┏━━

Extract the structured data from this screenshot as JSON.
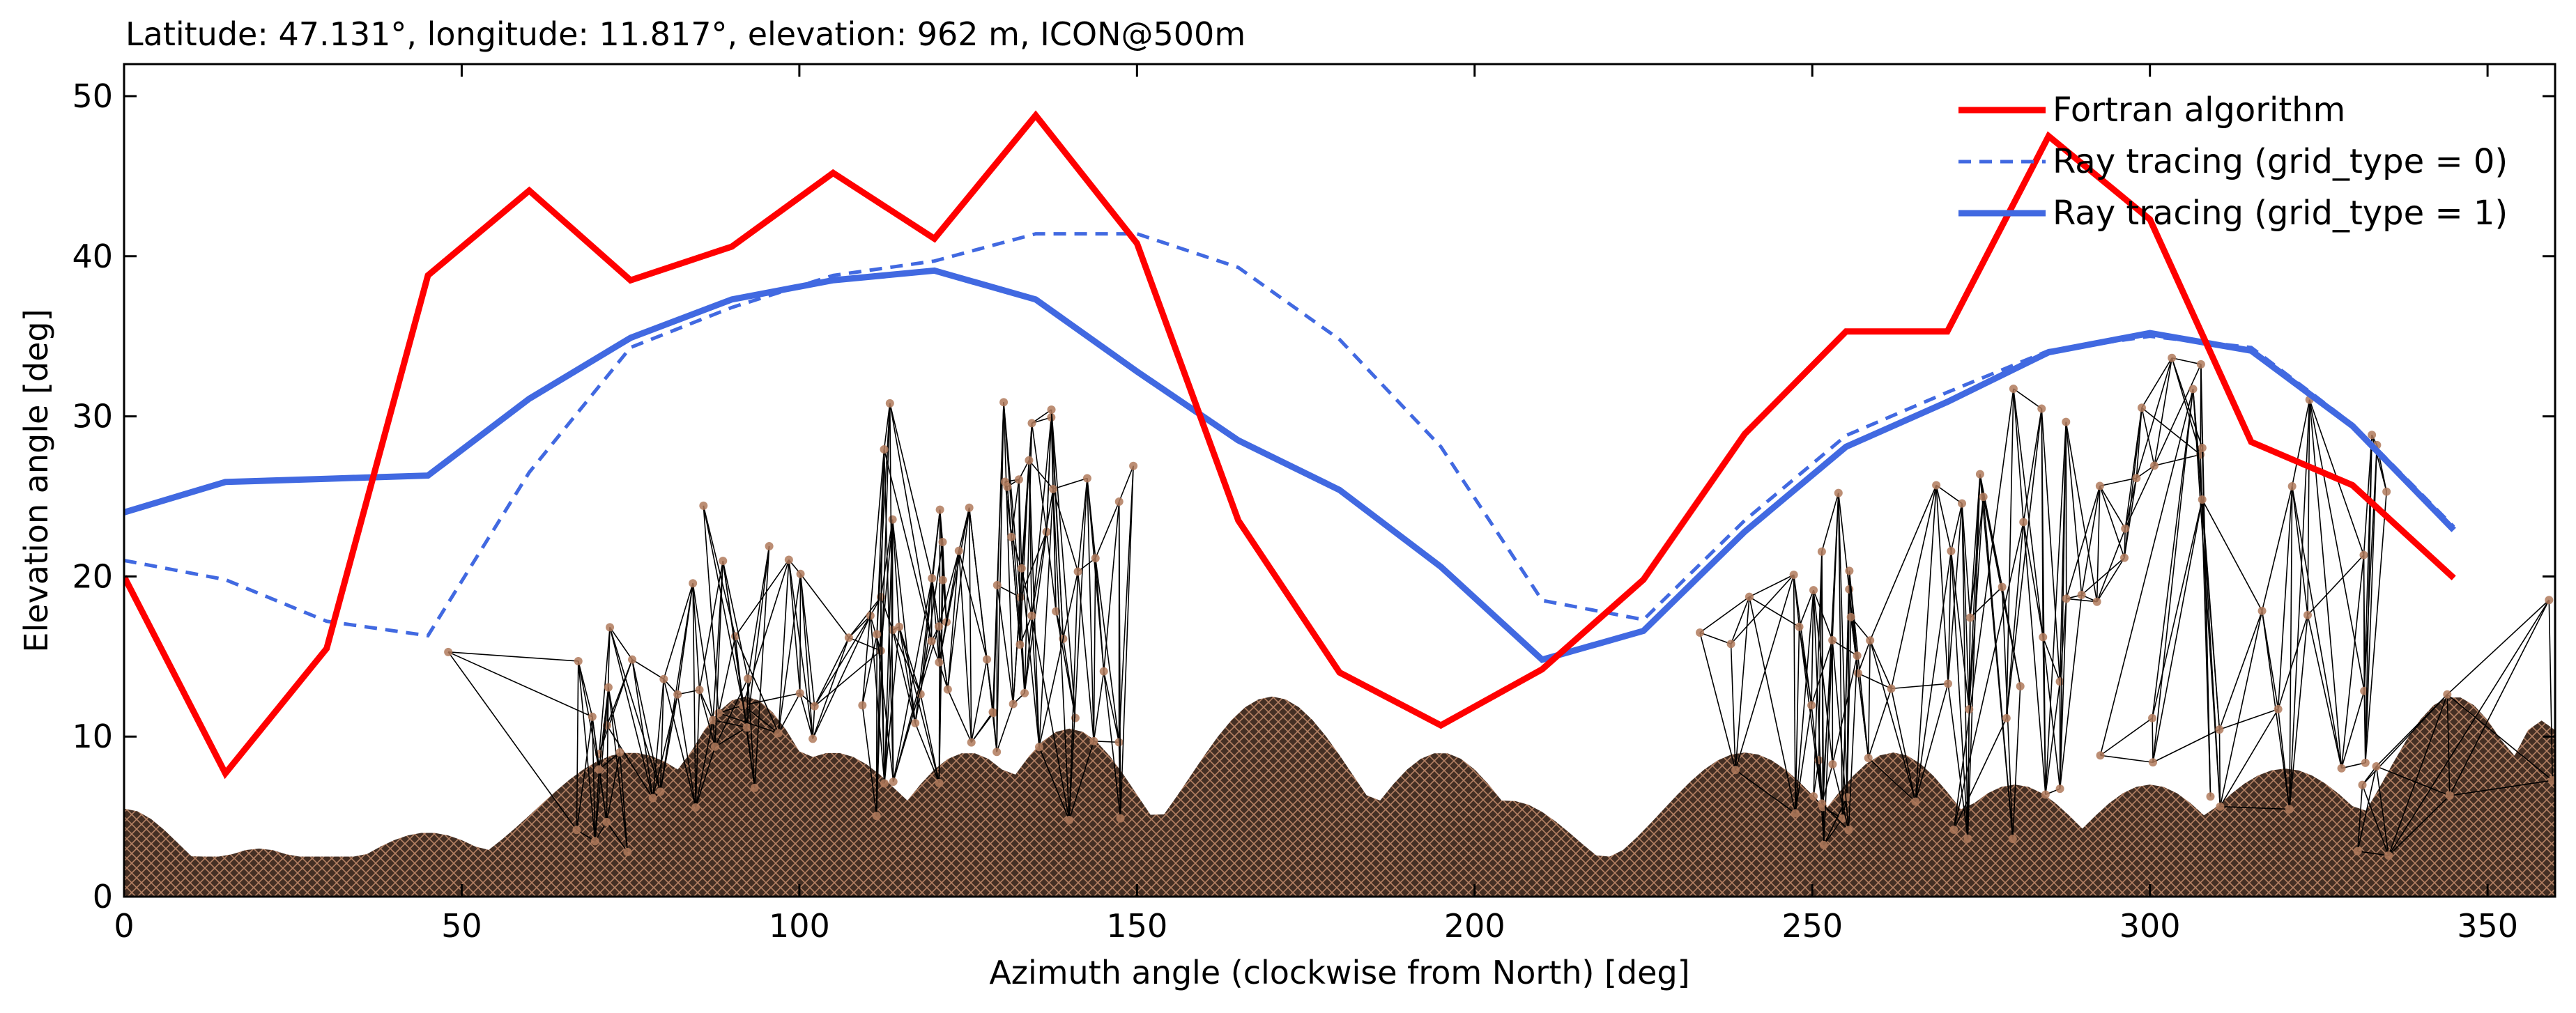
{
  "chart_data": {
    "type": "line",
    "title": "Latitude: 47.131°, longitude: 11.817°, elevation: 962 m, ICON@500m",
    "xlabel": "Azimuth angle (clockwise from North) [deg]",
    "ylabel": "Elevation angle [deg]",
    "xlim": [
      0,
      360
    ],
    "ylim": [
      0,
      52
    ],
    "xticks": [
      0,
      50,
      100,
      150,
      200,
      250,
      300,
      350
    ],
    "yticks": [
      0,
      10,
      20,
      30,
      40,
      50
    ],
    "grid": false,
    "legend_position": "top-right",
    "series": [
      {
        "name": "Fortran algorithm",
        "color": "#ff0000",
        "style": "solid",
        "x": [
          0,
          15,
          30,
          45,
          60,
          75,
          90,
          105,
          120,
          135,
          150,
          165,
          180,
          195,
          210,
          225,
          240,
          255,
          270,
          285,
          300,
          315,
          330,
          345
        ],
        "y": [
          20,
          7.7,
          15.5,
          38.8,
          44.1,
          38.5,
          40.6,
          45.2,
          41.1,
          48.8,
          40.8,
          23.5,
          14.0,
          10.7,
          14.2,
          19.8,
          28.9,
          35.3,
          35.3,
          47.5,
          42.3,
          28.4,
          25.7,
          19.9
        ]
      },
      {
        "name": "Ray tracing (grid_type = 0)",
        "color": "#4169e1",
        "style": "dashed",
        "x": [
          0,
          15,
          30,
          45,
          60,
          75,
          90,
          105,
          120,
          135,
          150,
          165,
          180,
          195,
          210,
          225,
          240,
          255,
          270,
          285,
          300,
          315,
          330,
          345
        ],
        "y": [
          21.0,
          19.8,
          17.2,
          16.3,
          26.5,
          34.3,
          36.8,
          38.8,
          39.7,
          41.4,
          41.4,
          39.3,
          34.8,
          28.1,
          18.5,
          17.3,
          23.5,
          28.8,
          31.5,
          34.1,
          35.0,
          34.3,
          29.5,
          23.1
        ]
      },
      {
        "name": "Ray tracing (grid_type = 1)",
        "color": "#4169e1",
        "style": "solid",
        "x": [
          0,
          15,
          30,
          45,
          60,
          75,
          90,
          105,
          120,
          135,
          150,
          165,
          180,
          195,
          210,
          225,
          240,
          255,
          270,
          285,
          300,
          315,
          330,
          345
        ],
        "y": [
          24.0,
          25.9,
          26.1,
          26.3,
          31.1,
          34.9,
          37.3,
          38.5,
          39.1,
          37.3,
          32.8,
          28.5,
          25.4,
          20.6,
          14.8,
          16.6,
          22.8,
          28.1,
          30.9,
          34.0,
          35.2,
          34.1,
          29.4,
          22.9
        ]
      }
    ]
  }
}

┗━━

■ **What you will do**
Each record above is to be restated exactly, with its pictures removed from the copy.

■ **Response**
Extract the structured data from this screenshot as JSON.
{
  "chart_data": {
    "type": "line",
    "title": "Latitude: 47.131°, longitude: 11.817°, elevation: 962 m, ICON@500m",
    "xlabel": "Azimuth angle (clockwise from North) [deg]",
    "ylabel": "Elevation angle [deg]",
    "xlim": [
      0,
      360
    ],
    "ylim": [
      0,
      52
    ],
    "xticks": [
      0,
      50,
      100,
      150,
      200,
      250,
      300,
      350
    ],
    "yticks": [
      0,
      10,
      20,
      30,
      40,
      50
    ],
    "grid": false,
    "legend_position": "top-right",
    "series": [
      {
        "name": "Fortran algorithm",
        "color": "#ff0000",
        "style": "solid",
        "x": [
          0,
          15,
          30,
          45,
          60,
          75,
          90,
          105,
          120,
          135,
          150,
          165,
          180,
          195,
          210,
          225,
          240,
          255,
          270,
          285,
          300,
          315,
          330,
          345
        ],
        "y": [
          20,
          7.7,
          15.5,
          38.8,
          44.1,
          38.5,
          40.6,
          45.2,
          41.1,
          48.8,
          40.8,
          23.5,
          14.0,
          10.7,
          14.2,
          19.8,
          28.9,
          35.3,
          35.3,
          47.5,
          42.3,
          28.4,
          25.7,
          19.9
        ]
      },
      {
        "name": "Ray tracing (grid_type = 0)",
        "color": "#4169e1",
        "style": "dashed",
        "x": [
          0,
          15,
          30,
          45,
          60,
          75,
          90,
          105,
          120,
          135,
          150,
          165,
          180,
          195,
          210,
          225,
          240,
          255,
          270,
          285,
          300,
          315,
          330,
          345
        ],
        "y": [
          21.0,
          19.8,
          17.2,
          16.3,
          26.5,
          34.3,
          36.8,
          38.8,
          39.7,
          41.4,
          41.4,
          39.3,
          34.8,
          28.1,
          18.5,
          17.3,
          23.5,
          28.8,
          31.5,
          34.1,
          35.0,
          34.3,
          29.5,
          23.1
        ]
      },
      {
        "name": "Ray tracing (grid_type = 1)",
        "color": "#4169e1",
        "style": "solid",
        "x": [
          0,
          15,
          30,
          45,
          60,
          75,
          90,
          105,
          120,
          135,
          150,
          165,
          180,
          195,
          210,
          225,
          240,
          255,
          270,
          285,
          300,
          315,
          330,
          345
        ],
        "y": [
          24.0,
          25.9,
          26.1,
          26.3,
          31.1,
          34.9,
          37.3,
          38.5,
          39.1,
          37.3,
          32.8,
          28.5,
          25.4,
          20.6,
          14.8,
          16.6,
          22.8,
          28.1,
          30.9,
          34.0,
          35.2,
          34.1,
          29.4,
          22.9
        ]
      }
    ]
  }
}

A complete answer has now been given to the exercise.